**YOUR TASK:** Find the lines holding the word "loss" and collect them.

**RECORDS TO USE:**
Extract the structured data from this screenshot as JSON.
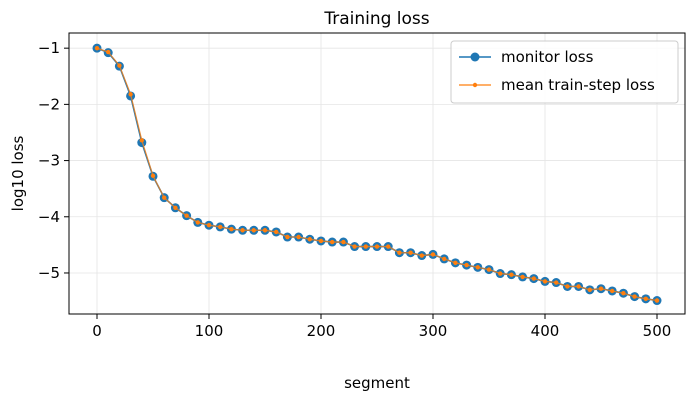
{
  "chart_data": {
    "type": "line",
    "title": "Training loss",
    "xlabel": "segment",
    "ylabel": "log10 loss",
    "xlim": [
      -25,
      525
    ],
    "ylim": [
      -5.73,
      -0.73
    ],
    "xticks": [
      0,
      100,
      200,
      300,
      400,
      500
    ],
    "yticks": [
      -1,
      -2,
      -3,
      -4,
      -5
    ],
    "xtick_labels": [
      "0",
      "100",
      "200",
      "300",
      "400",
      "500"
    ],
    "ytick_labels": [
      "−1",
      "−2",
      "−3",
      "−4",
      "−5"
    ],
    "grid": true,
    "legend_position": "top-right",
    "colors": {
      "monitor": "#1f77b4",
      "train": "#ff7f0e",
      "grid": "#e5e5e5",
      "frame": "#000000"
    },
    "x": [
      0,
      10,
      20,
      30,
      40,
      50,
      60,
      70,
      80,
      90,
      100,
      110,
      120,
      130,
      140,
      150,
      160,
      170,
      180,
      190,
      200,
      210,
      220,
      230,
      240,
      250,
      260,
      270,
      280,
      290,
      300,
      310,
      320,
      330,
      340,
      350,
      360,
      370,
      380,
      390,
      400,
      410,
      420,
      430,
      440,
      450,
      460,
      470,
      480,
      490,
      500
    ],
    "series": [
      {
        "name": "monitor loss",
        "marker": "circle",
        "values": [
          -1.0,
          -1.08,
          -1.32,
          -1.85,
          -2.68,
          -3.28,
          -3.66,
          -3.84,
          -3.98,
          -4.1,
          -4.15,
          -4.18,
          -4.22,
          -4.24,
          -4.24,
          -4.24,
          -4.27,
          -4.36,
          -4.36,
          -4.4,
          -4.43,
          -4.45,
          -4.45,
          -4.53,
          -4.53,
          -4.53,
          -4.53,
          -4.64,
          -4.64,
          -4.69,
          -4.67,
          -4.75,
          -4.82,
          -4.86,
          -4.9,
          -4.94,
          -5.01,
          -5.03,
          -5.07,
          -5.1,
          -5.15,
          -5.17,
          -5.24,
          -5.24,
          -5.3,
          -5.28,
          -5.32,
          -5.36,
          -5.42,
          -5.46,
          -5.49
        ]
      },
      {
        "name": "mean train-step loss",
        "marker": "point",
        "values": [
          -1.0,
          -1.07,
          -1.31,
          -1.82,
          -2.64,
          -3.27,
          -3.66,
          -3.84,
          -3.98,
          -4.1,
          -4.15,
          -4.18,
          -4.22,
          -4.24,
          -4.24,
          -4.24,
          -4.27,
          -4.36,
          -4.36,
          -4.4,
          -4.43,
          -4.45,
          -4.45,
          -4.53,
          -4.53,
          -4.53,
          -4.53,
          -4.64,
          -4.64,
          -4.69,
          -4.67,
          -4.75,
          -4.82,
          -4.86,
          -4.9,
          -4.94,
          -5.01,
          -5.03,
          -5.07,
          -5.1,
          -5.15,
          -5.17,
          -5.24,
          -5.24,
          -5.3,
          -5.28,
          -5.32,
          -5.36,
          -5.42,
          -5.46,
          -5.49
        ]
      }
    ]
  }
}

**SOLVED EXERCISE:**
    "title": "Training loss",
    "ylabel": "log10 loss",
        "name": "monitor loss",
        "name": "mean train-step loss",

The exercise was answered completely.